▶ [GOAL OF THE EXERCISE]: Leave out the pictures and repeat every record exactly.

▶ [WORKING DATA]:
◇ ◇ ◇ ◇

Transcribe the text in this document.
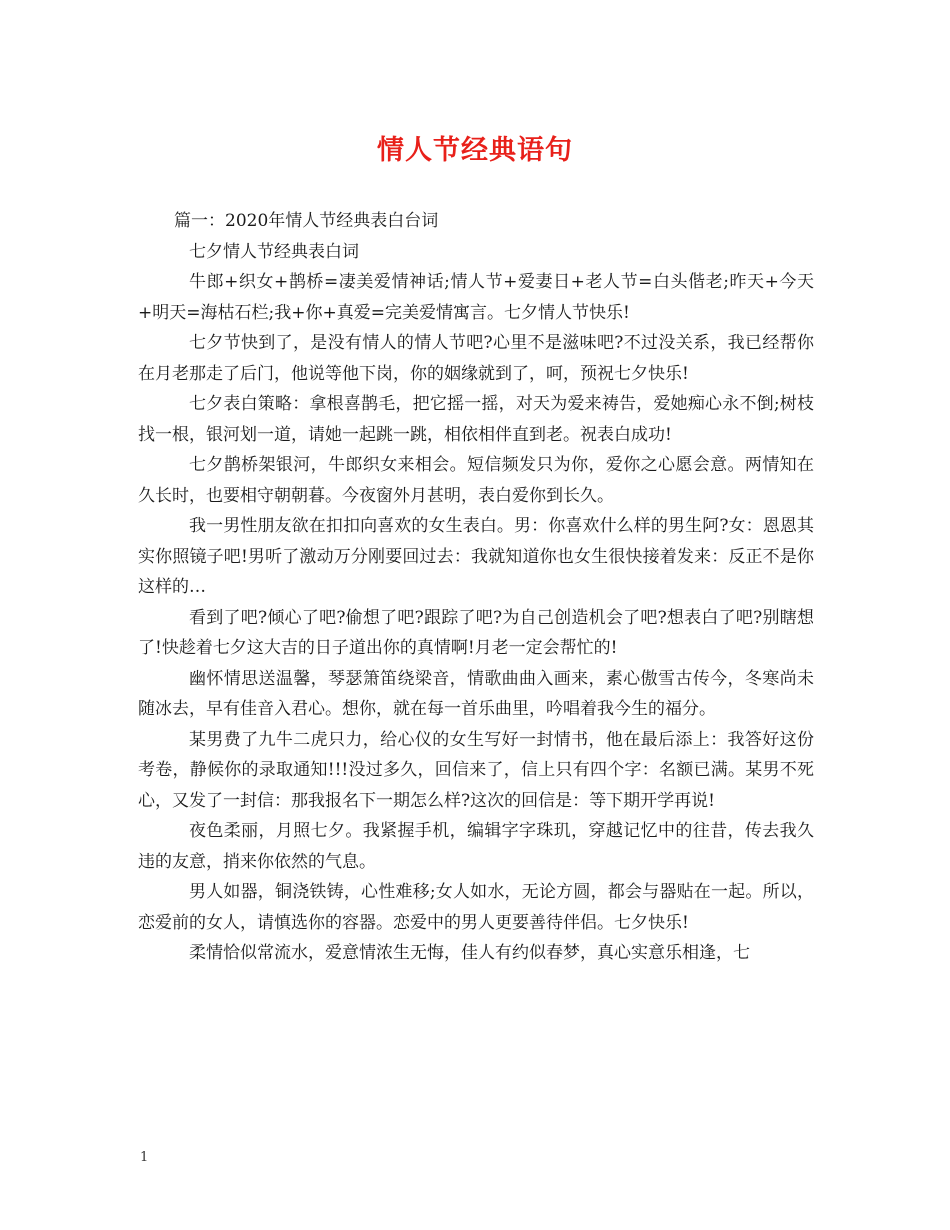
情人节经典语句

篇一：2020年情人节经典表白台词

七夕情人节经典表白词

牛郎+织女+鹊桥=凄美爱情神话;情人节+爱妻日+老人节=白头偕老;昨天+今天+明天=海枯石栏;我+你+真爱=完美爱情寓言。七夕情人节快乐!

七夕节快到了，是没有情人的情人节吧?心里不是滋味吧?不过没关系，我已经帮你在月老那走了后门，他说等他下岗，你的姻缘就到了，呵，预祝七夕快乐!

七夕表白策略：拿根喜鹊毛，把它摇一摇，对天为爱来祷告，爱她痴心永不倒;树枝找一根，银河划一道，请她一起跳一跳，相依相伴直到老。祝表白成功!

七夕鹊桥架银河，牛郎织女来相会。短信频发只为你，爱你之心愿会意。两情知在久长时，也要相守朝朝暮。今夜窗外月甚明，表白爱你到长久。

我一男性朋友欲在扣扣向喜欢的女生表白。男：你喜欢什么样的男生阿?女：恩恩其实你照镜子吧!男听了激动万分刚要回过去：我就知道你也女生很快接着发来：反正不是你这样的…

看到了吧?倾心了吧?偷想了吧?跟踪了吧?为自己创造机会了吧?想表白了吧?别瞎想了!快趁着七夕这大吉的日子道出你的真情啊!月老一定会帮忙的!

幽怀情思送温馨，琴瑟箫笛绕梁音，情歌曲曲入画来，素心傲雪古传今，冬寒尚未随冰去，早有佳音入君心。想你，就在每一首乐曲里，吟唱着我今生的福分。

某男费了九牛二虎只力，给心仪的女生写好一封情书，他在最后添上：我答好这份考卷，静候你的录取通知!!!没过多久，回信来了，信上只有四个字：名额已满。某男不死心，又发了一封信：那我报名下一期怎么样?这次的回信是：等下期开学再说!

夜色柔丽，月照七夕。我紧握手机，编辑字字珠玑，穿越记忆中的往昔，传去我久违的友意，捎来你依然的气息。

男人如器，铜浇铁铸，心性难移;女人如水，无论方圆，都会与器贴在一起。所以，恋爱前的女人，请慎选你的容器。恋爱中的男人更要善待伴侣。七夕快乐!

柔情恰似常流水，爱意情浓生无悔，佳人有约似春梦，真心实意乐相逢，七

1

◇ ◇ ◇ ◇

▶ [COMPLETE ANSWER]:
Transcribe the text in this document.
情人节经典语句

篇一：2020年情人节经典表白台词

七夕情人节经典表白词

牛郎+织女+鹊桥=凄美爱情神话;情人节+爱妻日+老人节=白头偕老;昨天+今天+明天=海枯石栏;我+你+真爱=完美爱情寓言。七夕情人节快乐!

七夕节快到了，是没有情人的情人节吧?心里不是滋味吧?不过没关系，我已经帮你在月老那走了后门，他说等他下岗，你的姻缘就到了，呵，预祝七夕快乐!

七夕表白策略：拿根喜鹊毛，把它摇一摇，对天为爱来祷告，爱她痴心永不倒;树枝找一根，银河划一道，请她一起跳一跳，相依相伴直到老。祝表白成功!

七夕鹊桥架银河，牛郎织女来相会。短信频发只为你，爱你之心愿会意。两情知在久长时，也要相守朝朝暮。今夜窗外月甚明，表白爱你到长久。

我一男性朋友欲在扣扣向喜欢的女生表白。男：你喜欢什么样的男生阿?女：恩恩其实你照镜子吧!男听了激动万分刚要回过去：我就知道你也女生很快接着发来：反正不是你这样的…

看到了吧?倾心了吧?偷想了吧?跟踪了吧?为自己创造机会了吧?想表白了吧?别瞎想了!快趁着七夕这大吉的日子道出你的真情啊!月老一定会帮忙的!

幽怀情思送温馨，琴瑟箫笛绕梁音，情歌曲曲入画来，素心傲雪古传今，冬寒尚未随冰去，早有佳音入君心。想你，就在每一首乐曲里，吟唱着我今生的福分。

某男费了九牛二虎只力，给心仪的女生写好一封情书，他在最后添上：我答好这份考卷，静候你的录取通知!!!没过多久，回信来了，信上只有四个字：名额已满。某男不死心，又发了一封信：那我报名下一期怎么样?这次的回信是：等下期开学再说!

夜色柔丽，月照七夕。我紧握手机，编辑字字珠玑，穿越记忆中的往昔，传去我久违的友意，捎来你依然的气息。

男人如器，铜浇铁铸，心性难移;女人如水，无论方圆，都会与器贴在一起。所以，恋爱前的女人，请慎选你的容器。恋爱中的男人更要善待伴侣。七夕快乐!

柔情恰似常流水，爱意情浓生无悔，佳人有约似春梦，真心实意乐相逢，七

1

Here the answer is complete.